Single out the lines that include the word "SALD". Copy them.
++++ SUPPLIED RECORDS
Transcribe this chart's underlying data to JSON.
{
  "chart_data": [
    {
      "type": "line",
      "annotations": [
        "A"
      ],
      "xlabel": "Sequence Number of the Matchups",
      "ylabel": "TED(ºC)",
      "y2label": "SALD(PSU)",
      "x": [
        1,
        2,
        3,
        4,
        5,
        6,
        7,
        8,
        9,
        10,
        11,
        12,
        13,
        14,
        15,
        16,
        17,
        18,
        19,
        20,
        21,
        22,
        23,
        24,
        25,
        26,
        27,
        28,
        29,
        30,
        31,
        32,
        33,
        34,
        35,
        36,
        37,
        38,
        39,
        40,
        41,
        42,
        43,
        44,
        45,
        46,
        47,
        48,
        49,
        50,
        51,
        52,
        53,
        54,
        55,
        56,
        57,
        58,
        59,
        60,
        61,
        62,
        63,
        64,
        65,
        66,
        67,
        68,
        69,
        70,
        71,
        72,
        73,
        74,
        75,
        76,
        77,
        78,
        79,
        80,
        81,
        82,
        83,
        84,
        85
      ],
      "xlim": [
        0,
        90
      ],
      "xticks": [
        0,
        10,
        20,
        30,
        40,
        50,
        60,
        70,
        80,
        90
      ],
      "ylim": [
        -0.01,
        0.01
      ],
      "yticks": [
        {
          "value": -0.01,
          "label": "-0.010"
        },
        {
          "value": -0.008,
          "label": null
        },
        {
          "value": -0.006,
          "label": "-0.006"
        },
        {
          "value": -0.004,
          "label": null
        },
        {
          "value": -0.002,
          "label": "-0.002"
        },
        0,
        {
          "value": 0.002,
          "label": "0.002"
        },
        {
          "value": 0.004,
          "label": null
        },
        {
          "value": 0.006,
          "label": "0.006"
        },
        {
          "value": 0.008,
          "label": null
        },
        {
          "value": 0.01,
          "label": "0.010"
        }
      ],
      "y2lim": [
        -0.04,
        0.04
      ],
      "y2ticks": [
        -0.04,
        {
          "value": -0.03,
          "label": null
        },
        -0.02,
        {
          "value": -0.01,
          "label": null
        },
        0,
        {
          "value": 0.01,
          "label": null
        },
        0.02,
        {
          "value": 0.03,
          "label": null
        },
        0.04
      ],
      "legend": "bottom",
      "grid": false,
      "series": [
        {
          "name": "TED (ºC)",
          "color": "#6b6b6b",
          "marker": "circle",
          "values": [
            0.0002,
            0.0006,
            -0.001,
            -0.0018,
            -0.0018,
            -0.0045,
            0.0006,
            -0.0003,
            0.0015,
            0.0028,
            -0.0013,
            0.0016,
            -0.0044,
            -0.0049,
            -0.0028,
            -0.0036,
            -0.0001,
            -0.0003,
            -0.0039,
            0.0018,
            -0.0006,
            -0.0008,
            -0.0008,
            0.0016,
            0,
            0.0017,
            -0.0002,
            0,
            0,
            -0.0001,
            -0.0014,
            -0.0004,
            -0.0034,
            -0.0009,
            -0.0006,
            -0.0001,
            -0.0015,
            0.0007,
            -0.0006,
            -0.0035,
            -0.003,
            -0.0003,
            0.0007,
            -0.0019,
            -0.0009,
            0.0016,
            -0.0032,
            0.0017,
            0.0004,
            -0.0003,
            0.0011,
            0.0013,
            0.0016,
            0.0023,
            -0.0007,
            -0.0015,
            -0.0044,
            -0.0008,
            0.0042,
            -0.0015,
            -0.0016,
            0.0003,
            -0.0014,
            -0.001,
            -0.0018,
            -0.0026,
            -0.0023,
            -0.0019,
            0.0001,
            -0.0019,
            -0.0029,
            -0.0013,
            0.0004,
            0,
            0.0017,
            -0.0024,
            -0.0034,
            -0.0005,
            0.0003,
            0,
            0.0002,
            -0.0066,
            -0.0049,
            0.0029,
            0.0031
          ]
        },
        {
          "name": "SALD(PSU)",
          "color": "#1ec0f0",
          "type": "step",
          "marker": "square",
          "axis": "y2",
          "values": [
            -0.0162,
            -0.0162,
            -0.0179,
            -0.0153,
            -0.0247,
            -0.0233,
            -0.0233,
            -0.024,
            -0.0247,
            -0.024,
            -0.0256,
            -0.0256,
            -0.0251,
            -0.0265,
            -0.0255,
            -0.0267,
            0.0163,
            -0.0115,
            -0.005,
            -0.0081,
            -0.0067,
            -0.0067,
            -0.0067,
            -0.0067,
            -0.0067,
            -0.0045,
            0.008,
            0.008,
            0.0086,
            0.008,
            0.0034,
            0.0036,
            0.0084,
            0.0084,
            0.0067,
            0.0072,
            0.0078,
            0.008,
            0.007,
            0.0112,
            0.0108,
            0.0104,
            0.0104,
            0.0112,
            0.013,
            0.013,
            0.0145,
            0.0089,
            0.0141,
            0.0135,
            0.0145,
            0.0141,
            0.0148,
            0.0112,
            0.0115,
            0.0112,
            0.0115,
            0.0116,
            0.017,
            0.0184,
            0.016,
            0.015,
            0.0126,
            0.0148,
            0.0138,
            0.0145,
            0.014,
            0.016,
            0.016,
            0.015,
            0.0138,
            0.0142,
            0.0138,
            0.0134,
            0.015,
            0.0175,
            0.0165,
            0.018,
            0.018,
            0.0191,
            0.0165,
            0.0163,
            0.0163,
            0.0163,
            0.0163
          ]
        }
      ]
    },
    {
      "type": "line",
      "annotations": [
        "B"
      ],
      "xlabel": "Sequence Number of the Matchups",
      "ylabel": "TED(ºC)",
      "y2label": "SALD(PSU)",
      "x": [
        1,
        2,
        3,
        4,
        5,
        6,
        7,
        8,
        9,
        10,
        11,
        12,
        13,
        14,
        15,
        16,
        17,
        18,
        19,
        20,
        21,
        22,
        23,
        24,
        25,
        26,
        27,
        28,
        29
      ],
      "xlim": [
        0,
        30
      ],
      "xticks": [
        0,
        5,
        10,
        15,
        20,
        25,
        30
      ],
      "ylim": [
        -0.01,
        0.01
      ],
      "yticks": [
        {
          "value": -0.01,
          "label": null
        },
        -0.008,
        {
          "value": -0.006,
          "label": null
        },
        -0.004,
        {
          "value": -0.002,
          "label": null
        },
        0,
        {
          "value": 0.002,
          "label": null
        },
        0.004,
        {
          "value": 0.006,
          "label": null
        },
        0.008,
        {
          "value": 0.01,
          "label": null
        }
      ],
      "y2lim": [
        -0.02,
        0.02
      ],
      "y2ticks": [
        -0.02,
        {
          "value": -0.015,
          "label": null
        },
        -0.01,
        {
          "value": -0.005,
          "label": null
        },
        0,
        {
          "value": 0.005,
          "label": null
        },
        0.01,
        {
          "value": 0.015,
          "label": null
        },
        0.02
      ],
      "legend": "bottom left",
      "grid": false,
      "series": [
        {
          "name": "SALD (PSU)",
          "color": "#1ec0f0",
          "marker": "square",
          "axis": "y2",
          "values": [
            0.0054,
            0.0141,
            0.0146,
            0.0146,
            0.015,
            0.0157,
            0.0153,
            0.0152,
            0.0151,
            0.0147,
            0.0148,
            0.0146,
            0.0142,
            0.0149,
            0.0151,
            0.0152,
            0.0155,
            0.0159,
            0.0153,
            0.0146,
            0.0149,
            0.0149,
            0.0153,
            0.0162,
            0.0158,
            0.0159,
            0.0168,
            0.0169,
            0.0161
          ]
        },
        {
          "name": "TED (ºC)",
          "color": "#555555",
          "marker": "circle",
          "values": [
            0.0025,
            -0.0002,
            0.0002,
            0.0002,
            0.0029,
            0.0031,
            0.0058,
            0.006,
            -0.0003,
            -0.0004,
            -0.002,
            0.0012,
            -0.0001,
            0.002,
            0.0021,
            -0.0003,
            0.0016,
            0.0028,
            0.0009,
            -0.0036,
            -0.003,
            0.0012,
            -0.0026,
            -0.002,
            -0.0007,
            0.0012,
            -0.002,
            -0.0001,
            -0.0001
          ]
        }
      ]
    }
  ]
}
++++++++
RESULT FOR THIS EXERCISE:
      "y2label": "SALD(PSU)",
          "name": "SALD(PSU)",
      "y2label": "SALD(PSU)",
          "name": "SALD (PSU)",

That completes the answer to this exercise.